[Dataset records]
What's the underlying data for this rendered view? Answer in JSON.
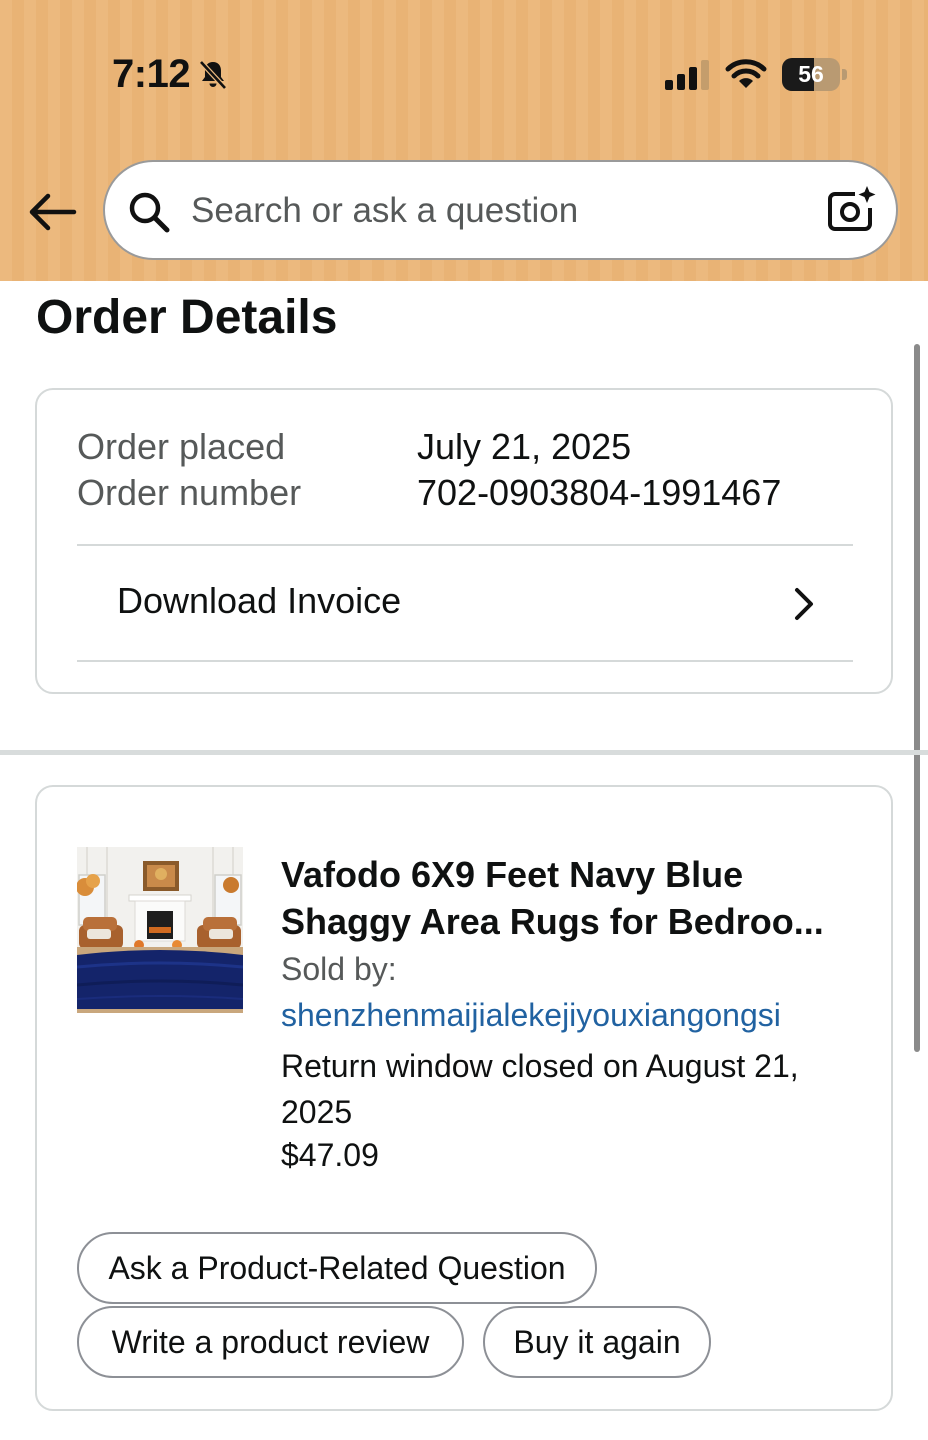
{
  "status_bar": {
    "time": "7:12",
    "battery": "56",
    "battery_fraction": 0.56,
    "icons": [
      "bell-slash-icon",
      "cellular-signal-icon",
      "wifi-icon",
      "battery-icon"
    ]
  },
  "header": {
    "back_icon": "arrow-left-icon",
    "search": {
      "placeholder": "Search or ask a question",
      "icon": "search-icon"
    },
    "camera_icon": "camera-sparkle-icon",
    "background_color": "#ecb97e"
  },
  "page": {
    "title": "Order Details"
  },
  "order_summary": {
    "placed_label": "Order placed",
    "placed_value": "July 21, 2025",
    "number_label": "Order number",
    "number_value": "702-0903804-1991467",
    "invoice_label": "Download Invoice",
    "invoice_icon": "chevron-right-icon"
  },
  "item": {
    "title": "Vafodo 6X9 Feet Navy Blue Shaggy Area Rugs for Bedroo...",
    "sold_by_label": "Sold by:",
    "seller": "shenzhenmaijialekejiyouxiangongsi",
    "return_note": "Return window closed on August 21, 2025",
    "price": "$47.09",
    "image": "navy-rug-living-room-image",
    "link_color": "#2162a1"
  },
  "actions": {
    "ask_question": "Ask a Product-Related Question",
    "write_review": "Write a product review",
    "buy_again": "Buy it again"
  }
}
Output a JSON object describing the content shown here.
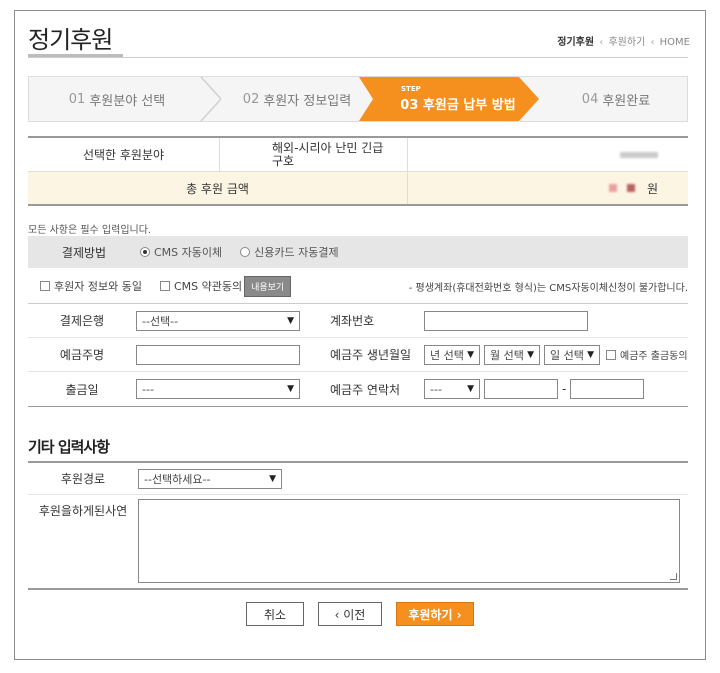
{
  "header": {
    "title": "정기후원",
    "breadcrumb": [
      "정기후원",
      "후원하기",
      "HOME"
    ]
  },
  "steps": [
    {
      "num": "01",
      "label": "후원분야 선택",
      "active": false
    },
    {
      "num": "02",
      "label": "후원자 정보입력",
      "active": false
    },
    {
      "num": "03",
      "label": "후원금 납부 방법",
      "active": true,
      "tag": "STEP"
    },
    {
      "num": "04",
      "label": "후원완료",
      "active": false
    }
  ],
  "summary": {
    "field_label": "선택한 후원분야",
    "field_value": "해외-시리아 난민 긴급구호",
    "total_label": "총 후원 금액",
    "total_unit": "원"
  },
  "form": {
    "required_note": "모든 사항은 필수 입력입니다.",
    "payment_label": "결제방법",
    "payment_options": [
      {
        "label": "CMS 자동이체",
        "selected": true
      },
      {
        "label": "신용카드 자동결제",
        "selected": false
      }
    ],
    "agree_same": "후원자 정보와 동일",
    "agree_cms": "CMS 약관동의",
    "view_button": "내용보기",
    "warning": "- 평생계좌(휴대전화번호 형식)는 CMS자동이체신청이 불가합니다.",
    "bank_label": "결제은행",
    "bank_select": "--선택--",
    "account_label": "계좌번호",
    "holder_label": "예금주명",
    "birth_label": "예금주 생년월일",
    "year_select": "년 선택",
    "month_select": "월 선택",
    "day_select": "일 선택",
    "holder_agree": "예금주 출금동의",
    "withdraw_label": "출금일",
    "withdraw_select": "---",
    "contact_label": "예금주 연락처",
    "contact_select": "---",
    "dash": "-"
  },
  "etc": {
    "title": "기타 입력사항",
    "route_label": "후원경로",
    "route_select": "--선택하세요--",
    "reason_label": "후원을하게된사연"
  },
  "buttons": {
    "cancel": "취소",
    "prev": "‹ 이전",
    "submit": "후원하기 ›"
  },
  "colors": {
    "accent": "#f5901e",
    "amount_bg": "#fdf5e4"
  }
}
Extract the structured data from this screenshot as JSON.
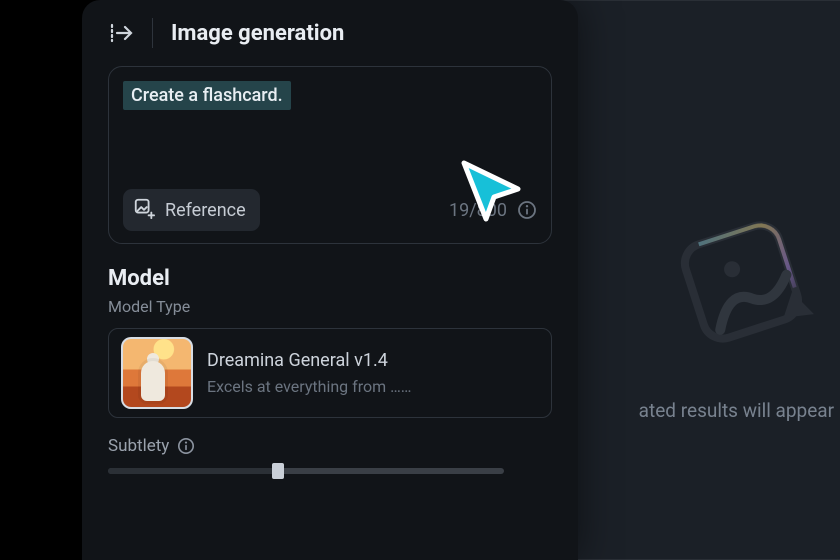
{
  "header": {
    "title": "Image generation"
  },
  "prompt": {
    "text": "Create a flashcard.",
    "reference_button": "Reference",
    "char_count": "19/800"
  },
  "model": {
    "section_title": "Model",
    "type_label": "Model Type",
    "name": "Dreamina General v1.4",
    "description": "Excels at everything from ……"
  },
  "subtlety": {
    "label": "Subtlety"
  },
  "output": {
    "placeholder_text": "ated results will appear he"
  },
  "colors": {
    "panel_bg": "#111418",
    "accent_cyan": "#17c0d8"
  }
}
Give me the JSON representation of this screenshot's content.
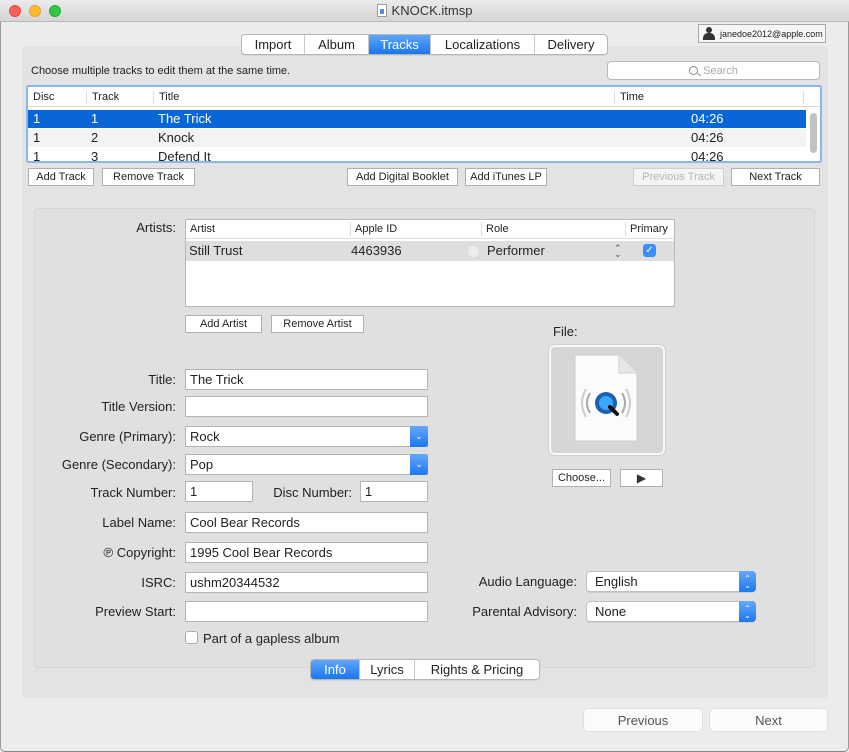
{
  "window": {
    "title": "KNOCK.itmsp",
    "traffic_lights": {
      "close": "#fc5f57",
      "minimize": "#fdbc2e",
      "zoom": "#33c748"
    }
  },
  "account": {
    "icon": "person-icon",
    "email": "janedoe2012@apple.com"
  },
  "top_tabs": [
    {
      "label": "Import",
      "active": false
    },
    {
      "label": "Album",
      "active": false
    },
    {
      "label": "Tracks",
      "active": true
    },
    {
      "label": "Localizations",
      "active": false
    },
    {
      "label": "Delivery",
      "active": false
    }
  ],
  "tracks": {
    "hint": "Choose multiple tracks to edit them at the same time.",
    "search_placeholder": "Search",
    "columns": [
      "Disc",
      "Track",
      "Title",
      "Time"
    ],
    "rows": [
      {
        "disc": "1",
        "track": "1",
        "title": "The Trick",
        "time": "04:26",
        "selected": true
      },
      {
        "disc": "1",
        "track": "2",
        "title": "Knock",
        "time": "04:26",
        "selected": false
      },
      {
        "disc": "1",
        "track": "3",
        "title": "Defend It",
        "time": "04:26",
        "selected": false
      }
    ],
    "buttons": {
      "add_track": "Add Track",
      "remove_track": "Remove Track",
      "add_digital_booklet": "Add Digital Booklet",
      "add_itunes_lp": "Add iTunes LP",
      "previous_track": "Previous Track",
      "next_track": "Next Track"
    }
  },
  "artists": {
    "label": "Artists:",
    "columns": [
      "Artist",
      "Apple ID",
      "Role",
      "Primary"
    ],
    "rows": [
      {
        "artist": "Still Trust",
        "apple_id": "4463936",
        "role": "Performer",
        "primary": true
      }
    ],
    "add_button": "Add Artist",
    "remove_button": "Remove Artist"
  },
  "file": {
    "label": "File:",
    "icon": "quicktime-audio-file-icon",
    "choose_button": "Choose...",
    "play_icon": "▶"
  },
  "form": {
    "title_label": "Title:",
    "title_value": "The Trick",
    "title_version_label": "Title Version:",
    "title_version_value": "",
    "genre_primary_label": "Genre (Primary):",
    "genre_primary_value": "Rock",
    "genre_secondary_label": "Genre (Secondary):",
    "genre_secondary_value": "Pop",
    "track_number_label": "Track Number:",
    "track_number_value": "1",
    "disc_number_label": "Disc Number:",
    "disc_number_value": "1",
    "label_name_label": "Label Name:",
    "label_name_value": "Cool Bear Records",
    "copyright_label": "℗ Copyright:",
    "copyright_value": "1995 Cool Bear Records",
    "isrc_label": "ISRC:",
    "isrc_value": "ushm20344532",
    "preview_start_label": "Preview Start:",
    "preview_start_value": "",
    "gapless_label": "Part of a gapless album",
    "gapless_checked": false,
    "audio_language_label": "Audio Language:",
    "audio_language_value": "English",
    "parental_advisory_label": "Parental Advisory:",
    "parental_advisory_value": "None"
  },
  "bottom_tabs": [
    {
      "label": "Info",
      "active": true
    },
    {
      "label": "Lyrics",
      "active": false
    },
    {
      "label": "Rights & Pricing",
      "active": false
    }
  ],
  "nav": {
    "previous": "Previous",
    "next": "Next"
  },
  "colors": {
    "accent": "#1b76ef",
    "selection": "#0a66d6",
    "table_focus": "#8ab6ec"
  }
}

» What you have to do
Copy whichever lines in the listing above contain the word "Cool".

» The response
    "label_name_value": "Cool Bear Records",
    "copyright_value": "1995 Cool Bear Records",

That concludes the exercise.